• **DO THIS**: Your task is to copy every line of the entries that contains "date".

• **TASK DATA**:
--------------------------------
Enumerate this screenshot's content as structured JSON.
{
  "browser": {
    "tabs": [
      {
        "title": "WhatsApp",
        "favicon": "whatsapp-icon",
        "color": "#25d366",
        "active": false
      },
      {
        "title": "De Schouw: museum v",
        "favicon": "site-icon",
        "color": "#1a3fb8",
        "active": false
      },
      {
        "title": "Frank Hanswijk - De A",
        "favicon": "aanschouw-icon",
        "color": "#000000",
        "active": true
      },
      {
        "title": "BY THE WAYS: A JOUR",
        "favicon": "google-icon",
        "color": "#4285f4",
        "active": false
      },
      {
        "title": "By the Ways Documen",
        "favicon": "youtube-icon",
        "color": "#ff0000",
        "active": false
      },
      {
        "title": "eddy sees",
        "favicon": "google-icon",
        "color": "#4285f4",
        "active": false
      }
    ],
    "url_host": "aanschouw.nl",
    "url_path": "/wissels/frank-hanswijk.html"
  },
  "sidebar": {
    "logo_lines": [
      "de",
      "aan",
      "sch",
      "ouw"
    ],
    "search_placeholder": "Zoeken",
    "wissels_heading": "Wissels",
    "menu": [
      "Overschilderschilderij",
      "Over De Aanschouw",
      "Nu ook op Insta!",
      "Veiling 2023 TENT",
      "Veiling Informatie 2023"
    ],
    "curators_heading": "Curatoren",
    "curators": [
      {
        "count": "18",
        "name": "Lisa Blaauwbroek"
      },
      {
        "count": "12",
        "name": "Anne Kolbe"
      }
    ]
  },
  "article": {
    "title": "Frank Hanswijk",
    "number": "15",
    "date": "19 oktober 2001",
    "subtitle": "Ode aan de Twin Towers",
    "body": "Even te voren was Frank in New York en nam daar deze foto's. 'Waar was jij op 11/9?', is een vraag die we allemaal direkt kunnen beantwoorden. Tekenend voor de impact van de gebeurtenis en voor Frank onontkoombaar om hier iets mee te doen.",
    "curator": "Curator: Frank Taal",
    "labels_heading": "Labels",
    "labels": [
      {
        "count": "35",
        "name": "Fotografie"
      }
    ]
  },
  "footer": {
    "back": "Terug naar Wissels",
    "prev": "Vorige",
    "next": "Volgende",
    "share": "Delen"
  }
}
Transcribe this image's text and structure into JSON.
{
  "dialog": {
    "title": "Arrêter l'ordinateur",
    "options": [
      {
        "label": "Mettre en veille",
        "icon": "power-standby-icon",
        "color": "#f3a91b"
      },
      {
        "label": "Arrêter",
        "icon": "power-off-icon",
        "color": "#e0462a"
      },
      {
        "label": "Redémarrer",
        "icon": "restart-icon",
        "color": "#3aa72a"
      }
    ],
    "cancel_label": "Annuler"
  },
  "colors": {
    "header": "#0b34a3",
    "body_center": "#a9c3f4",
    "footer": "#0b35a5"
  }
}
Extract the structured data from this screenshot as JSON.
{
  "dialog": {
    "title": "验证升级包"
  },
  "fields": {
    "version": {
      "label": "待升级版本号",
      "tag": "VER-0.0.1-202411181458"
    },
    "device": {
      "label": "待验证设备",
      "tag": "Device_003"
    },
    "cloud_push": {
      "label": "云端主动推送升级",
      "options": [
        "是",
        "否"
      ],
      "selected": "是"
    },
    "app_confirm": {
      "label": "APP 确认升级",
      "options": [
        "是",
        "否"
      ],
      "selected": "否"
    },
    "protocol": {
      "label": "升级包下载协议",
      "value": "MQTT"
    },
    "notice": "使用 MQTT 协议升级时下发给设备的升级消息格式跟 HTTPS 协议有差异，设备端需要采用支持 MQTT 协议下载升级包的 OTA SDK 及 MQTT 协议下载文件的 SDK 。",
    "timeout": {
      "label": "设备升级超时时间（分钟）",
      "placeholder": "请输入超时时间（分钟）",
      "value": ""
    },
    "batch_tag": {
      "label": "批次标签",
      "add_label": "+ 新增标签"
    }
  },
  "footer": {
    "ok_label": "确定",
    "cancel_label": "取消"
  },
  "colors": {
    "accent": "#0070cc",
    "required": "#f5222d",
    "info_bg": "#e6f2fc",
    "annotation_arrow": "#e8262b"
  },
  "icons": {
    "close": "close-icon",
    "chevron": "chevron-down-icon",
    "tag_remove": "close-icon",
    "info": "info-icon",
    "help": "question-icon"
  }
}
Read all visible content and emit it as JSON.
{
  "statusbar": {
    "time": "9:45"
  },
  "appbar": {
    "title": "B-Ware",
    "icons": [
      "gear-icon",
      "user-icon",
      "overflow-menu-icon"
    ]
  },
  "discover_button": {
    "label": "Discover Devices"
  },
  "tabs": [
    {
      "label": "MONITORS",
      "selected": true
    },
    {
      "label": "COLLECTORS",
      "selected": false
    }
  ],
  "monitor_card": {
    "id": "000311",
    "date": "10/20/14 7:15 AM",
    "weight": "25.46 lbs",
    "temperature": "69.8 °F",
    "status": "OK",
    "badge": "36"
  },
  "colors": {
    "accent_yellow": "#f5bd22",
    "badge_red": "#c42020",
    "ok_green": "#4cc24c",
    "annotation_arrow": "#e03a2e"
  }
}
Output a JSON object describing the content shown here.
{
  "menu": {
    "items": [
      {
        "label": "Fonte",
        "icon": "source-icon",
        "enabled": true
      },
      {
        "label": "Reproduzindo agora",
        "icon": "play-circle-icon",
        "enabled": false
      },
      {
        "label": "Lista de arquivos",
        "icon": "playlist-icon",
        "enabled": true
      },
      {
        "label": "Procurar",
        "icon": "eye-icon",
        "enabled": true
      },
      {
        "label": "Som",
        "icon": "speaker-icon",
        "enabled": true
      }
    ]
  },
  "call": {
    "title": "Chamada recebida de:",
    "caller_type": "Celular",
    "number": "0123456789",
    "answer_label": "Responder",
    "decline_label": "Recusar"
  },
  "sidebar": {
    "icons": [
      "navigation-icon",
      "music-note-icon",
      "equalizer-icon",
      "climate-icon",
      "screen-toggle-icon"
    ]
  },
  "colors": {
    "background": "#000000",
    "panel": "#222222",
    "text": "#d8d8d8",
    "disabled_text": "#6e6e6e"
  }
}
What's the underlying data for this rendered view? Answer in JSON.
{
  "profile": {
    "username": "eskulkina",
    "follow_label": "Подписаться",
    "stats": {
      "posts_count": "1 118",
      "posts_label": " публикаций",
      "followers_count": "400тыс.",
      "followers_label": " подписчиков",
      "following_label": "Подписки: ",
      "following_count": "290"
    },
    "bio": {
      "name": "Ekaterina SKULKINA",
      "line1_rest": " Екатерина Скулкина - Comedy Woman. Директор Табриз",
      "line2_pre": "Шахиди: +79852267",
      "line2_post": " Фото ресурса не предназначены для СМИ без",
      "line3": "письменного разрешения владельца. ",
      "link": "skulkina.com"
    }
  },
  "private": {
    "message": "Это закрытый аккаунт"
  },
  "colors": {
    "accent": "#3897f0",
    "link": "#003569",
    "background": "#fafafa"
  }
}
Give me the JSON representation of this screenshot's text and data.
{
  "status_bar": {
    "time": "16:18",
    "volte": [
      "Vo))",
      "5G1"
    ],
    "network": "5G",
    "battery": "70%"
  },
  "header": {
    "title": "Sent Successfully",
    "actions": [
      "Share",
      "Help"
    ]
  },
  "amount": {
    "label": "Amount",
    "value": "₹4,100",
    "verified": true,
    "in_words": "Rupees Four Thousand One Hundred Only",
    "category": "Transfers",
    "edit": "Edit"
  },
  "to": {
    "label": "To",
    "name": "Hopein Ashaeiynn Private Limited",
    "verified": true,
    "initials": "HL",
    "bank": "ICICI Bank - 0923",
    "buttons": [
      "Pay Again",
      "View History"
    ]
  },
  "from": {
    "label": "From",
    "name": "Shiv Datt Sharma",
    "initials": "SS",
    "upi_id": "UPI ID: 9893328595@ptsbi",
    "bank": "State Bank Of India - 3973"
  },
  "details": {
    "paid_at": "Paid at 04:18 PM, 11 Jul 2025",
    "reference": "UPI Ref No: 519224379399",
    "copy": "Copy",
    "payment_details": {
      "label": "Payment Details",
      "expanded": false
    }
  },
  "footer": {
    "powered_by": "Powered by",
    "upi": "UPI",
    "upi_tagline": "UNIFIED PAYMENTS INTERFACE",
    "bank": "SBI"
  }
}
--------------------------------
• **FULL ANSWER**:
    "date": "19 oktober 2001",
    "date": "10/20/14 7:15 AM",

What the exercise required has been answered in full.